REQUEST = Quote the stretch of lines from the one containing "kpi-forecast-value: -- xyxy=(430,39,458,84)" through the one containing "y-tick-label: €45 xyxy=(72,286,101,305)", both ends included, and nothing else.

------

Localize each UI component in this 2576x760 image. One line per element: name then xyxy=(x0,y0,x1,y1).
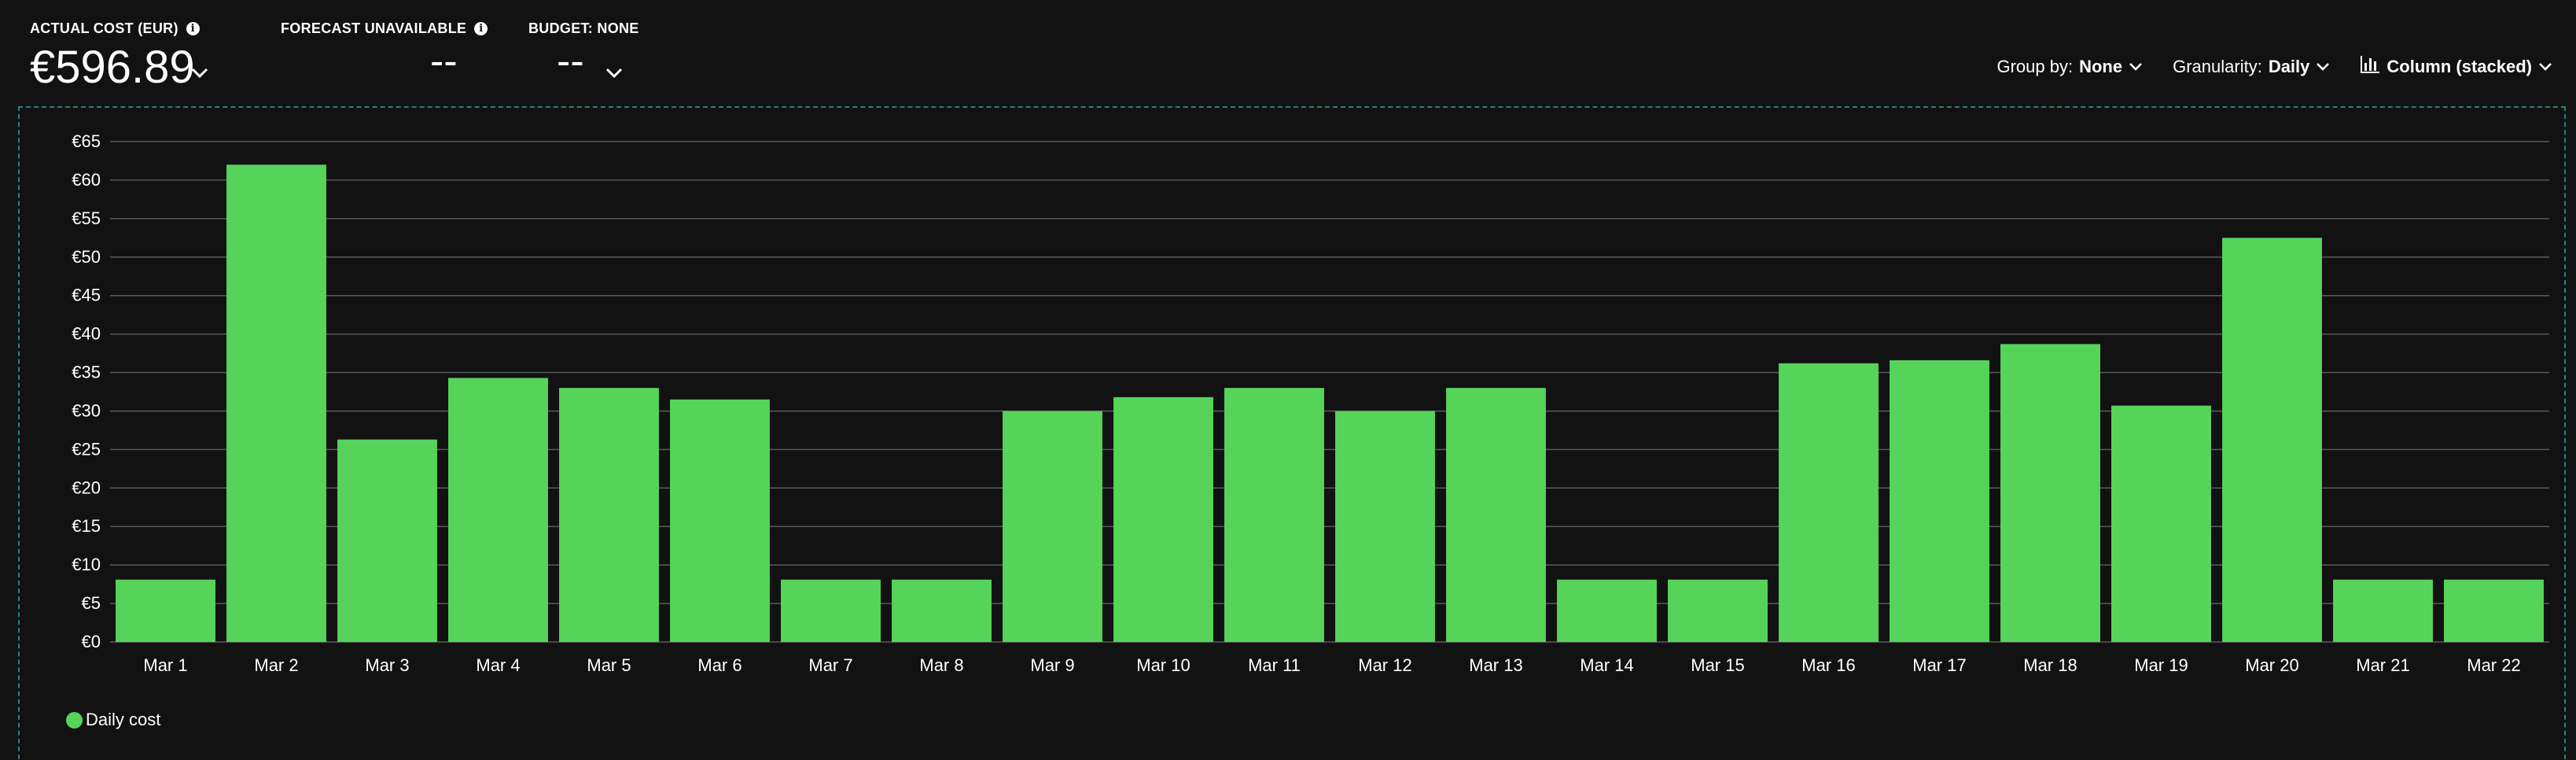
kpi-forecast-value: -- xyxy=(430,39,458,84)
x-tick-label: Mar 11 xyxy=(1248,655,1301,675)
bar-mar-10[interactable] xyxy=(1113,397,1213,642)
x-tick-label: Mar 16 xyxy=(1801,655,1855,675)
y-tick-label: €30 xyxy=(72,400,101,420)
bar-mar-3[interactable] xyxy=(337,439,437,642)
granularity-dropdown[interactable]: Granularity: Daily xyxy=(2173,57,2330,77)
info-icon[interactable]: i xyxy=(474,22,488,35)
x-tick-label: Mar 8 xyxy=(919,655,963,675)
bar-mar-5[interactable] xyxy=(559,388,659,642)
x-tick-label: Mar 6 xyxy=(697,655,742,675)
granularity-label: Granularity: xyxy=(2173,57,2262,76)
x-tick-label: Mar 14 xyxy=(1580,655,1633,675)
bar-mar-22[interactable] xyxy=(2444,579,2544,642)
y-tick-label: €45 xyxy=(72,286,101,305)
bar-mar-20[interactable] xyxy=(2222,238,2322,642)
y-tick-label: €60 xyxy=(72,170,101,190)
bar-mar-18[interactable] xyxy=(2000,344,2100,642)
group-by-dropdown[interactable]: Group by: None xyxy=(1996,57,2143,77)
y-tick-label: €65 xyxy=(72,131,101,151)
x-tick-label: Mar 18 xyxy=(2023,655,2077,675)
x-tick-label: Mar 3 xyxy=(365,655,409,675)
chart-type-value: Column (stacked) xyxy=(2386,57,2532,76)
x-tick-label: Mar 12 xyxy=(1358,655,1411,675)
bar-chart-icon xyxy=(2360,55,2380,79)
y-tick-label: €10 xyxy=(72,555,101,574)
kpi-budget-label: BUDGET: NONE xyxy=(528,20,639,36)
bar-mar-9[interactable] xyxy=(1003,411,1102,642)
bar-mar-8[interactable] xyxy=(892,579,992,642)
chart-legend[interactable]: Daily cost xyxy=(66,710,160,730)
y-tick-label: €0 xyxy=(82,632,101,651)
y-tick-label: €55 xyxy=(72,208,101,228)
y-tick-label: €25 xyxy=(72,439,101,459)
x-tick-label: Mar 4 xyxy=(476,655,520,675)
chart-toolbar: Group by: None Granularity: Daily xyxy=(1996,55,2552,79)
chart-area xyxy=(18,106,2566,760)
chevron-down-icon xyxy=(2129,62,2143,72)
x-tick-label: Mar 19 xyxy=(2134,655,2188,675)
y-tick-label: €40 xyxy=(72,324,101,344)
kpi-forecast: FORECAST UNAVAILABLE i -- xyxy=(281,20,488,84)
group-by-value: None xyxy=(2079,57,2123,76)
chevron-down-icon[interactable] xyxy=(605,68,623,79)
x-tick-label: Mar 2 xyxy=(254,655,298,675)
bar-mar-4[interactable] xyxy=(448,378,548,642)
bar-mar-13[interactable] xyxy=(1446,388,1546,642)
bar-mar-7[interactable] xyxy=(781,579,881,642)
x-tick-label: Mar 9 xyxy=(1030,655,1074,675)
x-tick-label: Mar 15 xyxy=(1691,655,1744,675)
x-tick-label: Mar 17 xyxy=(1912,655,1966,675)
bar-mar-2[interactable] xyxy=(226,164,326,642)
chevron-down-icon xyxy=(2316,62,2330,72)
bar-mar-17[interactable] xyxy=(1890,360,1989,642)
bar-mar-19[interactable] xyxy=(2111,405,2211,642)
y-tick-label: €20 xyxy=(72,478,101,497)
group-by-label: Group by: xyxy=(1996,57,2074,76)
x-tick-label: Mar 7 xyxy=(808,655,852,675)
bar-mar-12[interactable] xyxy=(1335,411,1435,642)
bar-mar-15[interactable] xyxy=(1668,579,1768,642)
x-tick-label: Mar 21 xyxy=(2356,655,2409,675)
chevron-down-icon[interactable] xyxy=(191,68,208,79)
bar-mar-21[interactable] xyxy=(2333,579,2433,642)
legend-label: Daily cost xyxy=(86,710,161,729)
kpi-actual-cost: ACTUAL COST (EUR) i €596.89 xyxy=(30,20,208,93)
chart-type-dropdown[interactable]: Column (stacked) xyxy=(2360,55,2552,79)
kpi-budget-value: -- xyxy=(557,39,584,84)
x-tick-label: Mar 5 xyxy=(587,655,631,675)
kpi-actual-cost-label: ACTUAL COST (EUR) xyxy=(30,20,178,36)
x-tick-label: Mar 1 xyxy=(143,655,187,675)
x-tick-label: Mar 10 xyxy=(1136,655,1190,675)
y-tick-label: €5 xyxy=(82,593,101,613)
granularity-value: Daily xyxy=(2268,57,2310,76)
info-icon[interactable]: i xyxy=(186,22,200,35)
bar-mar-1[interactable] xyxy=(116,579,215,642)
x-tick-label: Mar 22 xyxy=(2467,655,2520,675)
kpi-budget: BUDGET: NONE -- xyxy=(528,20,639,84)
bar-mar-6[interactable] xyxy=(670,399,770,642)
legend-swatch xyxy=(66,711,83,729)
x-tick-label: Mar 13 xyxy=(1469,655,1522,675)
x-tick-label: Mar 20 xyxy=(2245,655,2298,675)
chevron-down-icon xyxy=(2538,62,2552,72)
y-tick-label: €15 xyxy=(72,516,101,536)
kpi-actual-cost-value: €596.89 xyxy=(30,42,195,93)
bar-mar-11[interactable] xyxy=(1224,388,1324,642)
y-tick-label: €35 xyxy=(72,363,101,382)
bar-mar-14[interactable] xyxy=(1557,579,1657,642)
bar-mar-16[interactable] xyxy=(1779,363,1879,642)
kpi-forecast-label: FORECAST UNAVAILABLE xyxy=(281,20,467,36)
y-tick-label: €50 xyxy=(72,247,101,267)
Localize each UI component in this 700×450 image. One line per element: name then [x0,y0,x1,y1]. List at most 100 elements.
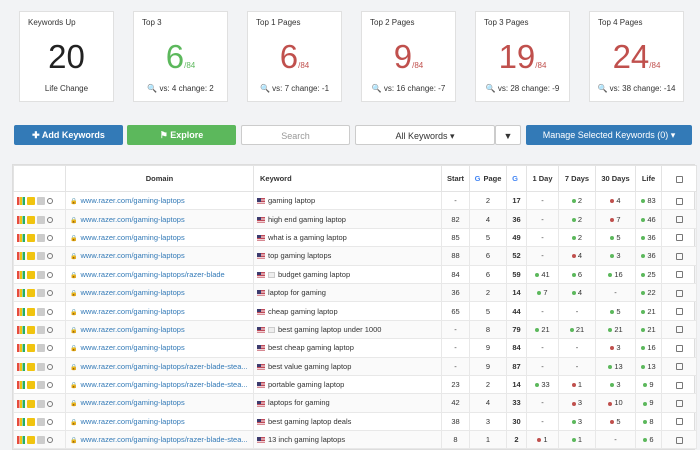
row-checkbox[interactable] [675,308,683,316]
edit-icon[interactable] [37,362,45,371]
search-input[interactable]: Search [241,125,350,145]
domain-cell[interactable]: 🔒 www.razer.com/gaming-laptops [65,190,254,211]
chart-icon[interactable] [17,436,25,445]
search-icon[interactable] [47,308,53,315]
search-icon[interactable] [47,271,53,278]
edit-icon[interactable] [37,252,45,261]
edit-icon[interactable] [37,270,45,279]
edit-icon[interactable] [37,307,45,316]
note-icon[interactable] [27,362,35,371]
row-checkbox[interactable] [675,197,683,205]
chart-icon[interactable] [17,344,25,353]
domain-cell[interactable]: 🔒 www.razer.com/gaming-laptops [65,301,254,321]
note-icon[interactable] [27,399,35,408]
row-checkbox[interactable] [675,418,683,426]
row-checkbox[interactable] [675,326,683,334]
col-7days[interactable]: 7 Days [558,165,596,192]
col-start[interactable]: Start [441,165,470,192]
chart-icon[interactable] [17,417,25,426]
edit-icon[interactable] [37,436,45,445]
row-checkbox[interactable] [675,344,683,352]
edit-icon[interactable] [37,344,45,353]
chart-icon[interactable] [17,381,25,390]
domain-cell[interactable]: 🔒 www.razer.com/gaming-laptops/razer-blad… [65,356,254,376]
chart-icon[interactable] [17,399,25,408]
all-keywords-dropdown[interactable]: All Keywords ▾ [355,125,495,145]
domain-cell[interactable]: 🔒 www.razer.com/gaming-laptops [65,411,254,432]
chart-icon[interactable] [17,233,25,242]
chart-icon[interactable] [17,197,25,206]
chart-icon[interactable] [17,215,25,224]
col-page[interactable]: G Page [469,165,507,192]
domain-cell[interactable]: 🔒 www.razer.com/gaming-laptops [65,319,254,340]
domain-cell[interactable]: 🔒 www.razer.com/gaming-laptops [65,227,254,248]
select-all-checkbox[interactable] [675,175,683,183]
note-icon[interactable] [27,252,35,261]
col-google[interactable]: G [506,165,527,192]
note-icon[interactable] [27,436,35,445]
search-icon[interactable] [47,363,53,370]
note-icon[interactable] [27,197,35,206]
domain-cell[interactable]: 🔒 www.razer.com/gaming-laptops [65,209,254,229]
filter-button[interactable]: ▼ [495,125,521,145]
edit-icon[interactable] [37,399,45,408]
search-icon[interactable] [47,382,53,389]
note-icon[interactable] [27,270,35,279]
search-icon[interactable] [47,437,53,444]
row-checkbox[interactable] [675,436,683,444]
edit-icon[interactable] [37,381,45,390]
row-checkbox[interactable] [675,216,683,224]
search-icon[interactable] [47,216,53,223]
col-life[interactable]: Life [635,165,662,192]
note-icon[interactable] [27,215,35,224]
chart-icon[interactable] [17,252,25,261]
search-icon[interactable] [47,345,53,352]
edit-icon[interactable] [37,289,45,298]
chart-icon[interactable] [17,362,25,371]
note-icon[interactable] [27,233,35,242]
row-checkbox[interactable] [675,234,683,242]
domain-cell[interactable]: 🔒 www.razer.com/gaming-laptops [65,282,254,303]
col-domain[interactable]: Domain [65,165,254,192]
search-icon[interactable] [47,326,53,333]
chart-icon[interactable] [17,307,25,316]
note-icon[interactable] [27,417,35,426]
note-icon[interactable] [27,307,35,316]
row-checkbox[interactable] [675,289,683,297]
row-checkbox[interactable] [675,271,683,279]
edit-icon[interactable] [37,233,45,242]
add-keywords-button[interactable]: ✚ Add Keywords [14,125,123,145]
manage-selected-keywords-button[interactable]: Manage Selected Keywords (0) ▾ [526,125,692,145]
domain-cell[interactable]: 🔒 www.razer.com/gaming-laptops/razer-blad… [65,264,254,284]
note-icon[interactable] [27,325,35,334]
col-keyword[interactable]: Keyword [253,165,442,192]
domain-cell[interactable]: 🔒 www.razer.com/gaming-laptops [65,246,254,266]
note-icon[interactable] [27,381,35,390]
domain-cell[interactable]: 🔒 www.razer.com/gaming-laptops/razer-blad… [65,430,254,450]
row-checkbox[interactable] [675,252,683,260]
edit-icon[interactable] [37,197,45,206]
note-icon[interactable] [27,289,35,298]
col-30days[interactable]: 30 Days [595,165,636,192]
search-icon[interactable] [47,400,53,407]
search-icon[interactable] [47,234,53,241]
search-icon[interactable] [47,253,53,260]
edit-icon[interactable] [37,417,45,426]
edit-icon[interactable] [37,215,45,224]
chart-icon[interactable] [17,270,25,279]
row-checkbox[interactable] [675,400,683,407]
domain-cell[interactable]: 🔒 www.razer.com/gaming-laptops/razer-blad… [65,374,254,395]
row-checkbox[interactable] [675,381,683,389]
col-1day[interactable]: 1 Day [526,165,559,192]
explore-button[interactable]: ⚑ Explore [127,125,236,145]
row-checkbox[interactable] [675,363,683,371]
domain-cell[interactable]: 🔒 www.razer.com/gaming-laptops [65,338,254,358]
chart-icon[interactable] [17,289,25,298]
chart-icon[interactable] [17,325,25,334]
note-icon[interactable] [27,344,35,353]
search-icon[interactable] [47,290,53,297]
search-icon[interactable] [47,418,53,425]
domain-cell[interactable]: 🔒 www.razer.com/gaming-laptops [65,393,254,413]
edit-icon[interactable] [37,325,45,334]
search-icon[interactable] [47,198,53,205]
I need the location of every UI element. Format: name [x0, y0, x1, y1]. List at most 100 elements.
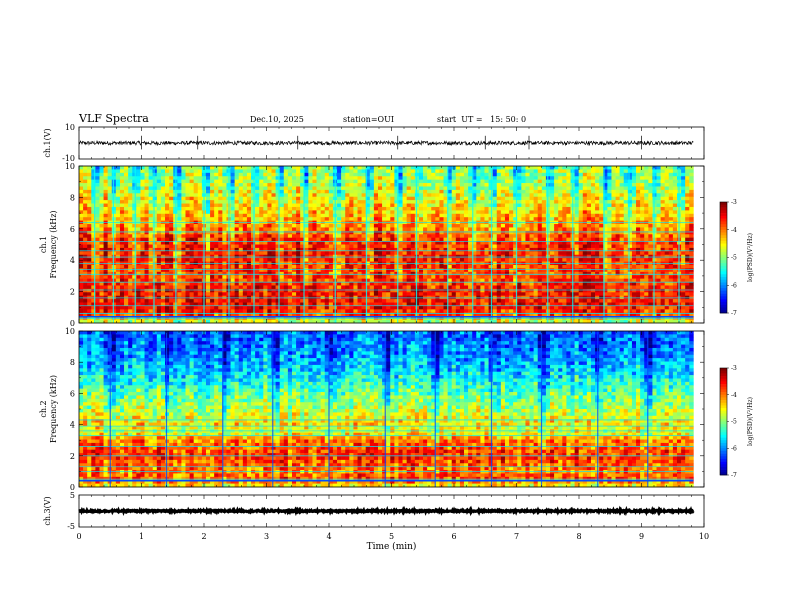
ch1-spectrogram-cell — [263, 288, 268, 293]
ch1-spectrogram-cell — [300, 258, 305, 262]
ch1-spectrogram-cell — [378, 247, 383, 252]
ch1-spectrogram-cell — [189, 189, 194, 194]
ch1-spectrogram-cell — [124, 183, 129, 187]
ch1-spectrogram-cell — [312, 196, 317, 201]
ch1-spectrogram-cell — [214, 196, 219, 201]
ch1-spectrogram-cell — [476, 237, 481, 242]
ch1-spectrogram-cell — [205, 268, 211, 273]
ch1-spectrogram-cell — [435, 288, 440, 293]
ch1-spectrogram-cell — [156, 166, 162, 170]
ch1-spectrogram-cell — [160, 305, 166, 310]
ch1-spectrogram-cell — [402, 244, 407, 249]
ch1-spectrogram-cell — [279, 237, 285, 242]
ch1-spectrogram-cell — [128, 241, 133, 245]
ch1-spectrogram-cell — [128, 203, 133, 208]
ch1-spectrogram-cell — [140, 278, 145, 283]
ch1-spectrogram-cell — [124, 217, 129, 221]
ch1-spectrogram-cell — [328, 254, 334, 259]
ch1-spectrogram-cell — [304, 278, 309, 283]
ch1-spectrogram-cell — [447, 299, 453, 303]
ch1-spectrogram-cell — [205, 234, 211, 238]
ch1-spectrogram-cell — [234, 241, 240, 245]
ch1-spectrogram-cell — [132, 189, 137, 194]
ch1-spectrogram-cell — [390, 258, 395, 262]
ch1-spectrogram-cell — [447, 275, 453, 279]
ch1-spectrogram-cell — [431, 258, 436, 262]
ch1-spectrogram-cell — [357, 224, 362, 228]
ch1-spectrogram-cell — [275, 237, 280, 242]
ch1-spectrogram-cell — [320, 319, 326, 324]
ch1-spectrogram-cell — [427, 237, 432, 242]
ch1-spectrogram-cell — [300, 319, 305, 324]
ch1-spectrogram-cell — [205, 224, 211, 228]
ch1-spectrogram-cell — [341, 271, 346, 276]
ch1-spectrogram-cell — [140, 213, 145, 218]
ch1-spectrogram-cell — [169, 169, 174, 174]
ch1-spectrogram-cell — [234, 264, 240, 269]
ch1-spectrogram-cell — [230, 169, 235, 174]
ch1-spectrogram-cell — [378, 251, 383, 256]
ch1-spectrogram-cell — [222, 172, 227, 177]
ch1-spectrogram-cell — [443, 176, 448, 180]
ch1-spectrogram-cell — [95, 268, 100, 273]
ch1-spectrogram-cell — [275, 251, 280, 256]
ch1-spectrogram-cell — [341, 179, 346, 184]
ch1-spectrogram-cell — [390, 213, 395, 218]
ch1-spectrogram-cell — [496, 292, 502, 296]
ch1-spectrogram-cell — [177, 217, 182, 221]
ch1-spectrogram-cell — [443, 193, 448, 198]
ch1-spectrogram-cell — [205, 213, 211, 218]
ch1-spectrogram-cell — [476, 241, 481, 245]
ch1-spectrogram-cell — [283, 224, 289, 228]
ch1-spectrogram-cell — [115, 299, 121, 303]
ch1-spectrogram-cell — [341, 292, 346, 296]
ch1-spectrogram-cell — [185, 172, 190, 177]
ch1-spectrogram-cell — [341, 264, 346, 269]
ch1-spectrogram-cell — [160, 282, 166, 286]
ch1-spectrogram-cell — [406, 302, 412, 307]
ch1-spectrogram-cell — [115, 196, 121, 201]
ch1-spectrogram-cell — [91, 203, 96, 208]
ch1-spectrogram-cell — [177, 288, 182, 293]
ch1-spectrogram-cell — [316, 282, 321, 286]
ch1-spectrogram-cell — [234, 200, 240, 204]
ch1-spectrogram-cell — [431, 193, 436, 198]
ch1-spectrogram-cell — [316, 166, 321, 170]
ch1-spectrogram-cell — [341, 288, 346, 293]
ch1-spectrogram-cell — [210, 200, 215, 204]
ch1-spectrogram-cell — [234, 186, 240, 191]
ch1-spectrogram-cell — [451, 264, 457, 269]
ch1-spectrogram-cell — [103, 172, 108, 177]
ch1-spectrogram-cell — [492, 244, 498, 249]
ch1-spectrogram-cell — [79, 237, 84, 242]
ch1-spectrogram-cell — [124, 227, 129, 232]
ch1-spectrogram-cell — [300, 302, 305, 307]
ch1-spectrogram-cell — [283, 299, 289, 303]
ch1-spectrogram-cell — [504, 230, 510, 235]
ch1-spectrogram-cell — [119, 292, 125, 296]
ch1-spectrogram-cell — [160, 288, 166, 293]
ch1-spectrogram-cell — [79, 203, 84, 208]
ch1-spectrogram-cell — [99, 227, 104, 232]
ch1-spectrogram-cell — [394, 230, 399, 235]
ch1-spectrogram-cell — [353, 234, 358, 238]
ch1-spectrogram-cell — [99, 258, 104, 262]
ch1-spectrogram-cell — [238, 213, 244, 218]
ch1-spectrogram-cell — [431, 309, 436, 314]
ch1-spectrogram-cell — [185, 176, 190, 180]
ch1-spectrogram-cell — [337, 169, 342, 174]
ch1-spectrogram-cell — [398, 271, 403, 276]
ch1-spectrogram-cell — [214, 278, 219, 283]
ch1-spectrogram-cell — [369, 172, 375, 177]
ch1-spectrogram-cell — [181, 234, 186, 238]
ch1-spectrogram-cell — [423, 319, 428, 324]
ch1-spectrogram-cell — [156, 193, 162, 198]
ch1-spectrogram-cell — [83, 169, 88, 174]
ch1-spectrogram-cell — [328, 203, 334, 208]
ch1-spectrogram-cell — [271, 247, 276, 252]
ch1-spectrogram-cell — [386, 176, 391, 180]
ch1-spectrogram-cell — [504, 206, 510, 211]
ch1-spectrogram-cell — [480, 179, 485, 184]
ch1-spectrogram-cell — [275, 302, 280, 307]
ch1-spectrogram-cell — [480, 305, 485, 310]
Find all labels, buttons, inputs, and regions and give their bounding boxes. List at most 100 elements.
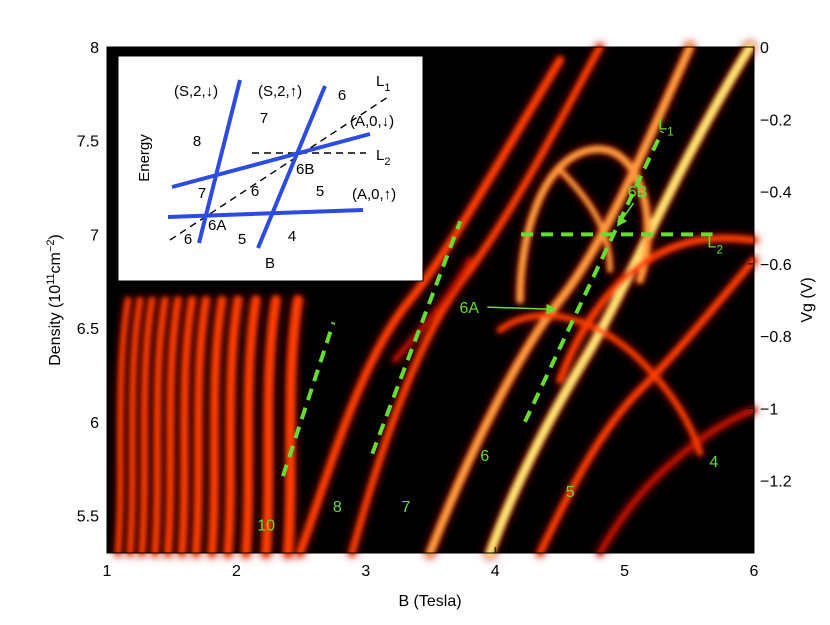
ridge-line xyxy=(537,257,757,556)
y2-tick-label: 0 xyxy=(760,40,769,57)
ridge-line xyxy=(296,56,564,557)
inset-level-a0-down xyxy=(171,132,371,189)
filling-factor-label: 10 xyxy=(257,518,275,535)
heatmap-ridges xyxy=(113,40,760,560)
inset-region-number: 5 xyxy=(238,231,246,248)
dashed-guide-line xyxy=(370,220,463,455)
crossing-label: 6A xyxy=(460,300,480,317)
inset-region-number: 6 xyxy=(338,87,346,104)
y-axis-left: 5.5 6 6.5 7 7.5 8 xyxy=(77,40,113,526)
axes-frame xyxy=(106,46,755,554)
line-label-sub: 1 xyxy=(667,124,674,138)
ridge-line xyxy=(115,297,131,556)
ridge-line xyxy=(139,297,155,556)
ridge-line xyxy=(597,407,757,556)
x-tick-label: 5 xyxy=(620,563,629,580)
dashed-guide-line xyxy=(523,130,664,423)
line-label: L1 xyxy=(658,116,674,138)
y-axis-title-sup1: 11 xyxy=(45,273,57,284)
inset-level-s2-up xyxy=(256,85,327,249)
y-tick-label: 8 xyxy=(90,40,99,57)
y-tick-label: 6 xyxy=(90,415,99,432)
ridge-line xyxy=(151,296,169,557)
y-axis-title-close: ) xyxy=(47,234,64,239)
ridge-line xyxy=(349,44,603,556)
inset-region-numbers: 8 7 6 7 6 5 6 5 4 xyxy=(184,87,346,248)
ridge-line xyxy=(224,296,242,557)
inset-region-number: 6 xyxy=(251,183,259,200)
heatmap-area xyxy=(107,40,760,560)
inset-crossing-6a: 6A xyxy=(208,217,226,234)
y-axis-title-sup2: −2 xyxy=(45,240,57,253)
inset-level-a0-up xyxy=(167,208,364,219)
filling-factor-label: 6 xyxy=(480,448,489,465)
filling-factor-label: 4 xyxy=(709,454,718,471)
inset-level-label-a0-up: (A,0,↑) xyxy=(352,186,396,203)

------

TASK OUTPUT =
kpi-forecast-value: -- xyxy=(430,39,458,84)
x-tick-label: Mar 11 xyxy=(1248,655,1301,675)
bar-mar-10[interactable] xyxy=(1113,397,1213,642)
x-tick-label: Mar 16 xyxy=(1801,655,1855,675)
y-tick-label: €30 xyxy=(72,400,101,420)
bar-mar-3[interactable] xyxy=(337,439,437,642)
granularity-dropdown[interactable]: Granularity: Daily xyxy=(2173,57,2330,77)
info-icon[interactable]: i xyxy=(474,22,488,35)
x-tick-label: Mar 8 xyxy=(919,655,963,675)
bar-mar-5[interactable] xyxy=(559,388,659,642)
x-tick-label: Mar 6 xyxy=(697,655,742,675)
granularity-label: Granularity: xyxy=(2173,57,2262,76)
x-tick-label: Mar 14 xyxy=(1580,655,1633,675)
bar-mar-22[interactable] xyxy=(2444,579,2544,642)
y-tick-label: €45 xyxy=(72,286,101,305)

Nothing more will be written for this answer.